PROMPT: Your response should reproduce every line of the entries that contains the word "most".

Page records with their text:
○ ○ ○ ○
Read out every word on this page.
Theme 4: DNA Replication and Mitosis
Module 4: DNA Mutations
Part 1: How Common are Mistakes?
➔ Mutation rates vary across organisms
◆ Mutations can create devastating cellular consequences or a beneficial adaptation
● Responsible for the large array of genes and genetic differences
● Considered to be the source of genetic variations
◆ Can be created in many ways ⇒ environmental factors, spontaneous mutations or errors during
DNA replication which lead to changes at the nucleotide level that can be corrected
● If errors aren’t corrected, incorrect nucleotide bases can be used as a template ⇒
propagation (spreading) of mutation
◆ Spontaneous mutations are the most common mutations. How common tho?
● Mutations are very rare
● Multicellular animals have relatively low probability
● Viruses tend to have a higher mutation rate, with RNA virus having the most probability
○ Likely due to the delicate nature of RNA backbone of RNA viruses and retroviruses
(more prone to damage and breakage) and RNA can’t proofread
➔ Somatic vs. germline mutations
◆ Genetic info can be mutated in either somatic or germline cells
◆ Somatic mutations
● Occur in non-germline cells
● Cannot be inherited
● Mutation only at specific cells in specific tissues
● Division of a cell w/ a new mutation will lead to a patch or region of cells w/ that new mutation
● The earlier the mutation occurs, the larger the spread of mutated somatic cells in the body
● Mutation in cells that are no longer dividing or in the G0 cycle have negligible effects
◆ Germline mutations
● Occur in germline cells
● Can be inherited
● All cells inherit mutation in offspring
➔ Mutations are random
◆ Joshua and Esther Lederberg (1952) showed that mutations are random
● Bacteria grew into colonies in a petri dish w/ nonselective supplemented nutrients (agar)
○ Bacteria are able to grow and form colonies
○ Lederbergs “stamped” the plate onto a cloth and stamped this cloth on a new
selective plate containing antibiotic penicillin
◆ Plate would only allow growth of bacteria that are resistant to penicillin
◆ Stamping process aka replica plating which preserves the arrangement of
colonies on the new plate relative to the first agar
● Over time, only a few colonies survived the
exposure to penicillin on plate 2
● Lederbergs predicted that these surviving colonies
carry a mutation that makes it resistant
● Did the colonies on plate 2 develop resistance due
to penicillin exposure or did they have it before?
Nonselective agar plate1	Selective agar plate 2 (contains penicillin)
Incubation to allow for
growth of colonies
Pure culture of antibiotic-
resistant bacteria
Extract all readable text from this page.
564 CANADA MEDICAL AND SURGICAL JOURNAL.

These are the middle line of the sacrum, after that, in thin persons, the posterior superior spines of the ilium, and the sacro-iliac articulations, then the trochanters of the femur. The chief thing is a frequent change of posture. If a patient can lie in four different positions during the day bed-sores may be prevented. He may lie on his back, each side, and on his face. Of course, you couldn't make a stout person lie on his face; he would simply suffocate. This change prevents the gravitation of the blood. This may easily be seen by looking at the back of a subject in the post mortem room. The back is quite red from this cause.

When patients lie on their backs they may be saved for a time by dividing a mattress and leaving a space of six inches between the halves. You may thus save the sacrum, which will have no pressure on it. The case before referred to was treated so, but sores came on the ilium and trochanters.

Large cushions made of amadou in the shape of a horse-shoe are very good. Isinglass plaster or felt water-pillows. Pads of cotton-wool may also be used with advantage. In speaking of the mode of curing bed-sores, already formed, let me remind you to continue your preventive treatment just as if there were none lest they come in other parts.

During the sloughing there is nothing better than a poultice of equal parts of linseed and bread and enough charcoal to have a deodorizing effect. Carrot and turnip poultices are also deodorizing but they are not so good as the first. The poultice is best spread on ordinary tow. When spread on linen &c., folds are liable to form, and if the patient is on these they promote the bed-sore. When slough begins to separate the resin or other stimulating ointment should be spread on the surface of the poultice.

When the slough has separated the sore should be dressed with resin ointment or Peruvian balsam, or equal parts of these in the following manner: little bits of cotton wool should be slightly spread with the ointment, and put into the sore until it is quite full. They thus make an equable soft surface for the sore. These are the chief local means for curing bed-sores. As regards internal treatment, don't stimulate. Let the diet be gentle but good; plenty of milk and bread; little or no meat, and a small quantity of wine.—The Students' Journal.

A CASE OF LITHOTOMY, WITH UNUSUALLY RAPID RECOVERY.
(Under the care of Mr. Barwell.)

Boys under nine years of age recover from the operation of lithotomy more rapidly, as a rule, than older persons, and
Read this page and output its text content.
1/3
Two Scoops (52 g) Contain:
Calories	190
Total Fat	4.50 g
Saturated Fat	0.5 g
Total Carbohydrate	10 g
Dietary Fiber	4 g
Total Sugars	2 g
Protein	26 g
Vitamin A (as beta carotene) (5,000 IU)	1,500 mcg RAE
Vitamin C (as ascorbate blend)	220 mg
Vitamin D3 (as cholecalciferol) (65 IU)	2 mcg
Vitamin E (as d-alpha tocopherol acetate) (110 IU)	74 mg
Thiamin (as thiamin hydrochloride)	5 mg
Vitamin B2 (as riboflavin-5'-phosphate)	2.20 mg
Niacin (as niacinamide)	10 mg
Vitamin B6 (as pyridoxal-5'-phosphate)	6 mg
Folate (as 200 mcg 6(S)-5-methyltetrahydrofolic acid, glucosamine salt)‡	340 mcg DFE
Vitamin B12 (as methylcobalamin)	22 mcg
○ ○ ○ ○
TASK RESULT:
◆ Spontaneous mutations are the most common mutations. How common tho?
● Viruses tend to have a higher mutation rate, with RNA virus having the most probability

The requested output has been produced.